→ What to work on
Your task is to reproduce the material exactly.

Collected data
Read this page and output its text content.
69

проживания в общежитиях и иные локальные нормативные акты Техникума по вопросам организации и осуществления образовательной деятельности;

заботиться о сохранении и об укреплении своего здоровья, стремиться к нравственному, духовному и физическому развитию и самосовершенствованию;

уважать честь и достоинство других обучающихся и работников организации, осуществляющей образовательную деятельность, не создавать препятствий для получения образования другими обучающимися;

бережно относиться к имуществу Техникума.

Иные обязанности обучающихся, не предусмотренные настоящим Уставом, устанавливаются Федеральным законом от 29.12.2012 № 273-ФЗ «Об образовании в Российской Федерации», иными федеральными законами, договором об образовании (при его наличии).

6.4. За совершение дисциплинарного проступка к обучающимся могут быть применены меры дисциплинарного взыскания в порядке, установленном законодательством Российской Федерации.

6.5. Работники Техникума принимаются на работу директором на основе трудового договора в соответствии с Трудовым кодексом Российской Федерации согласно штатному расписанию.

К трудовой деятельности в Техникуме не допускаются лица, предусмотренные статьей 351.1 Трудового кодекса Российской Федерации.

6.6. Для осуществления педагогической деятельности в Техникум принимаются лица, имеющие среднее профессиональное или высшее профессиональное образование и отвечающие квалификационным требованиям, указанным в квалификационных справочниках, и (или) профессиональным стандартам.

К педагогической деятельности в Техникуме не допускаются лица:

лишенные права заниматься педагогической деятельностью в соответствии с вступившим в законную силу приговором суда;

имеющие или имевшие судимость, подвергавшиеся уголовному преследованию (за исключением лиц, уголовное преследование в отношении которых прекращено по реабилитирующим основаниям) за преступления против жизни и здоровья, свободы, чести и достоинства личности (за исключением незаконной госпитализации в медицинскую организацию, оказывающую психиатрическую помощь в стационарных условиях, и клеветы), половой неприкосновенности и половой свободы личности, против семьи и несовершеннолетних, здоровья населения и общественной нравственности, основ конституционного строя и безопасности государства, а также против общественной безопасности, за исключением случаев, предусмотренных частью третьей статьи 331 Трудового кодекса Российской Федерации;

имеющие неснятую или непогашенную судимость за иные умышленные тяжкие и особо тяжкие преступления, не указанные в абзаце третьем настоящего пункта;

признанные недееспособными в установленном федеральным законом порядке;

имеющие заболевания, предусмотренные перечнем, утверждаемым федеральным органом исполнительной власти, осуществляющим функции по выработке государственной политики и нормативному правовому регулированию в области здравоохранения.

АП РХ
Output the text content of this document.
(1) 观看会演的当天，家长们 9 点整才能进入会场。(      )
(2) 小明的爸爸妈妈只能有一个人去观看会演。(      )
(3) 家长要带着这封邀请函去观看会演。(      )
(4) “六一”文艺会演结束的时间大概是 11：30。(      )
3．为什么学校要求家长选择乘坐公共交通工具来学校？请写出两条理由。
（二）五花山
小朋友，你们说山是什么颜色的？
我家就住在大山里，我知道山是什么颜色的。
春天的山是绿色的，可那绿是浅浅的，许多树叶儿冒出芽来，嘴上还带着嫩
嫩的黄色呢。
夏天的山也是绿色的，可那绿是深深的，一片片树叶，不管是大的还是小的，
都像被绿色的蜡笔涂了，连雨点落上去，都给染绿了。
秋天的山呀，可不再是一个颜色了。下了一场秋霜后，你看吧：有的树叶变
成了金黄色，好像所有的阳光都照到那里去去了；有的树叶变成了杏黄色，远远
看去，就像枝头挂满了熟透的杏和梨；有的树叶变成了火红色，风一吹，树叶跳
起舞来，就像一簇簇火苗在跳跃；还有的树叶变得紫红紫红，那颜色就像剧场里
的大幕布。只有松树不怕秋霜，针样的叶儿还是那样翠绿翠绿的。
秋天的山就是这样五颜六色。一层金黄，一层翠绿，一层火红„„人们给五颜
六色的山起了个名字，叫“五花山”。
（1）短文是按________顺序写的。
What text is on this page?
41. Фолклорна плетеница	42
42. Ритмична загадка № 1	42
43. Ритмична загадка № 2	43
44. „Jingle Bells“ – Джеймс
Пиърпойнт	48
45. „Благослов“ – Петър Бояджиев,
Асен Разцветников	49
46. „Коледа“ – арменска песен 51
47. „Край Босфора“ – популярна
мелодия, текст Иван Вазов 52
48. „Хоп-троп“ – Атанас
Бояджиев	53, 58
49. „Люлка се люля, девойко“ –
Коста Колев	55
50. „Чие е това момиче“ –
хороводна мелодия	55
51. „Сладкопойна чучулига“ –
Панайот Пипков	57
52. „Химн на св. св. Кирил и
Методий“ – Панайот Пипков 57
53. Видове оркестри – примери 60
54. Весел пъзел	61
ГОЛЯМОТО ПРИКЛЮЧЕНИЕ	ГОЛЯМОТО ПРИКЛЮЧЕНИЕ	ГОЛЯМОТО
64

→ Result below
Read this page and output its text content.
69

проживания в общежитиях и иные локальные нормативные акты Техникума по вопросам организации и осуществления образовательной деятельности;

заботиться о сохранении и об укреплении своего здоровья, стремиться к нравственному, духовному и физическому развитию и самосовершенствованию;

уважать честь и достоинство других обучающихся и работников организации, осуществляющей образовательную деятельность, не создавать препятствий для получения образования другими обучающимися;

бережно относиться к имуществу Техникума.

Иные обязанности обучающихся, не предусмотренные настоящим Уставом, устанавливаются Федеральным законом от 29.12.2012 № 273-ФЗ «Об образовании в Российской Федерации», иными федеральными законами, договором об образовании (при его наличии).

6.4. За совершение дисциплинарного проступка к обучающимся могут быть применены меры дисциплинарного взыскания в порядке, установленном законодательством Российской Федерации.

6.5. Работники Техникума принимаются на работу директором на основе трудового договора в соответствии с Трудовым кодексом Российской Федерации согласно штатному расписанию.

К трудовой деятельности в Техникуме не допускаются лица, предусмотренные статьей 351.1 Трудового кодекса Российской Федерации.

6.6. Для осуществления педагогической деятельности в Техникум принимаются лица, имеющие среднее профессиональное или высшее профессиональное образование и отвечающие квалификационным требованиям, указанным в квалификационных справочниках, и (или) профессиональным стандартам.

К педагогической деятельности в Техникуме не допускаются лица:

лишенные права заниматься педагогической деятельностью в соответствии с вступившим в законную силу приговором суда;

имеющие или имевшие судимость, подвергавшиеся уголовному преследованию (за исключением лиц, уголовное преследование в отношении которых прекращено по реабилитирующим основаниям) за преступления против жизни и здоровья, свободы, чести и достоинства личности (за исключением незаконной госпитализации в медицинскую организацию, оказывающую психиатрическую помощь в стационарных условиях, и клеветы), половой неприкосновенности и половой свободы личности, против семьи и несовершеннолетних, здоровья населения и общественной нравственности, основ конституционного строя и безопасности государства, а также против общественной безопасности, за исключением случаев, предусмотренных частью третьей статьи 331 Трудового кодекса Российской Федерации;

имеющие неснятую или непогашенную судимость за иные умышленные тяжкие и особо тяжкие преступления, не указанные в абзаце третьем настоящего пункта;

признанные недееспособными в установленном федеральным законом порядке;

имеющие заболевания, предусмотренные перечнем, утверждаемым федеральным органом исполнительной власти, осуществляющим функции по выработке государственной политики и нормативному правовому регулированию в области здравоохранения.

АП РХ
Output the text content of this document.
(1) 观看会演的当天，家长们 9 点整才能进入会场。(      )
(2) 小明的爸爸妈妈只能有一个人去观看会演。(      )
(3) 家长要带着这封邀请函去观看会演。(      )
(4) “六一”文艺会演结束的时间大概是 11：30。(      )
3．为什么学校要求家长选择乘坐公共交通工具来学校？请写出两条理由。
（二）五花山
小朋友，你们说山是什么颜色的？
我家就住在大山里，我知道山是什么颜色的。
春天的山是绿色的，可那绿是浅浅的，许多树叶儿冒出芽来，嘴上还带着嫩
嫩的黄色呢。
夏天的山也是绿色的，可那绿是深深的，一片片树叶，不管是大的还是小的，
都像被绿色的蜡笔涂了，连雨点落上去，都给染绿了。
秋天的山呀，可不再是一个颜色了。下了一场秋霜后，你看吧：有的树叶变
成了金黄色，好像所有的阳光都照到那里去去了；有的树叶变成了杏黄色，远远
看去，就像枝头挂满了熟透的杏和梨；有的树叶变成了火红色，风一吹，树叶跳
起舞来，就像一簇簇火苗在跳跃；还有的树叶变得紫红紫红，那颜色就像剧场里
的大幕布。只有松树不怕秋霜，针样的叶儿还是那样翠绿翠绿的。
秋天的山就是这样五颜六色。一层金黄，一层翠绿，一层火红„„人们给五颜
六色的山起了个名字，叫“五花山”。
（1）短文是按________顺序写的。
What text is on this page?
41. Фолклорна плетеница	42
42. Ритмична загадка № 1	42
43. Ритмична загадка № 2	43
44. „Jingle Bells“ – Джеймс
Пиърпойнт	48
45. „Благослов“ – Петър Бояджиев,
Асен Разцветников	49
46. „Коледа“ – арменска песен 51
47. „Край Босфора“ – популярна
мелодия, текст Иван Вазов 52
48. „Хоп-троп“ – Атанас
Бояджиев	53, 58
49. „Люлка се люля, девойко“ –
Коста Колев	55
50. „Чие е това момиче“ –
хороводна мелодия	55
51. „Сладкопойна чучулига“ –
Панайот Пипков	57
52. „Химн на св. св. Кирил и
Методий“ – Панайот Пипков 57
53. Видове оркестри – примери 60
54. Весел пъзел	61
ГОЛЯМОТО ПРИКЛЮЧЕНИЕ	ГОЛЯМОТО ПРИКЛЮЧЕНИЕ	ГОЛЯМОТО
64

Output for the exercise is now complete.